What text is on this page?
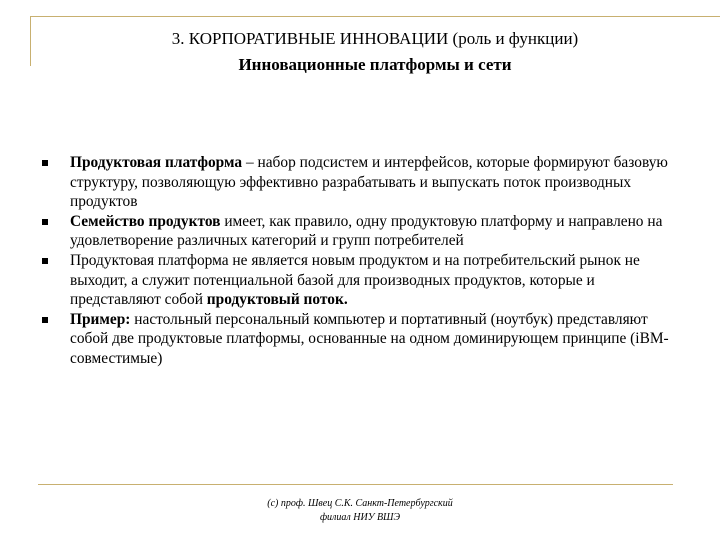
3. КОРПОРАТИВНЫЕ ИННОВАЦИИ (роль и функции)
Инновационные платформы и сети
Продуктовая платформа – набор подсистем и интерфейсов, которые формируют базовую структуру, позволяющую эффективно разрабатывать и выпускать поток производных продуктов
Семейство продуктов имеет, как правило, одну продуктовую платформу и направлено на удовлетворение различных категорий и групп потребителей
Продуктовая платформа не является новым продуктом и на потребительский рынок не выходит, а служит потенциальной базой для производных продуктов, которые и представляют собой продуктовый поток.
Пример: настольный персональный компьютер и портативный (ноутбук) представляют собой две продуктовые платформы, основанные на одном доминирующем принципе (iBM-совместимые)
(с) проф. Швец С.К. Санкт-Петербургский
филиал НИУ ВШЭ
==========
## WORK INSTRUCTIONS
Every line of the material is to be quoted exactly, with no pictures carried over.

## SOLVED PROBLEM
What text is on this page?
3. КОРПОРАТИВНЫЕ ИННОВАЦИИ (роль и функции)
Инновационные платформы и сети
Продуктовая платформа – набор подсистем и интерфейсов, которые формируют базовую структуру, позволяющую эффективно разрабатывать и выпускать поток производных продуктов
Семейство продуктов имеет, как правило, одну продуктовую платформу и направлено на удовлетворение различных категорий и групп потребителей
Продуктовая платформа не является новым продуктом и на потребительский рынок не выходит, а служит потенциальной базой для производных продуктов, которые и представляют собой продуктовый поток.
Пример: настольный персональный компьютер и портативный (ноутбук) представляют собой две продуктовые платформы, основанные на одном доминирующем принципе (iBM-совместимые)
(с) проф. Швец С.К. Санкт-Петербургский
филиал НИУ ВШЭ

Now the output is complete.